## PROBLEM TO WORK ON
Copy out all of the material exactly as presented.

## PROVIDED DATA
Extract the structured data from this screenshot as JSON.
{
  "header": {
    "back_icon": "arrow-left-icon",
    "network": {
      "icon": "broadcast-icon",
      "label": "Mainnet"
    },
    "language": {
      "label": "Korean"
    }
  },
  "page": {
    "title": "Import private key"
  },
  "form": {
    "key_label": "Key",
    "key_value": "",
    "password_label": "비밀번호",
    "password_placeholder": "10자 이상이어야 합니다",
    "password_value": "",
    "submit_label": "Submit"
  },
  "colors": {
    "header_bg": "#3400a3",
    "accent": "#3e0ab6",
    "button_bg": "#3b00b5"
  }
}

## EXERCISE OUTPUT
Extract the structured data from this screenshot as JSON.
{
  "header": {
    "back_icon": "arrow-left-icon",
    "network": {
      "icon": "broadcast-icon",
      "label": "Mainnet"
    },
    "language": {
      "label": "Korean"
    }
  },
  "page": {
    "title": "Import private key"
  },
  "form": {
    "key_label": "Key",
    "key_value": "",
    "password_label": "비밀번호",
    "password_placeholder": "10자 이상이어야 합니다",
    "password_value": "",
    "submit_label": "Submit"
  },
  "colors": {
    "header_bg": "#3400a3",
    "accent": "#3e0ab6",
    "button_bg": "#3b00b5"
  }
}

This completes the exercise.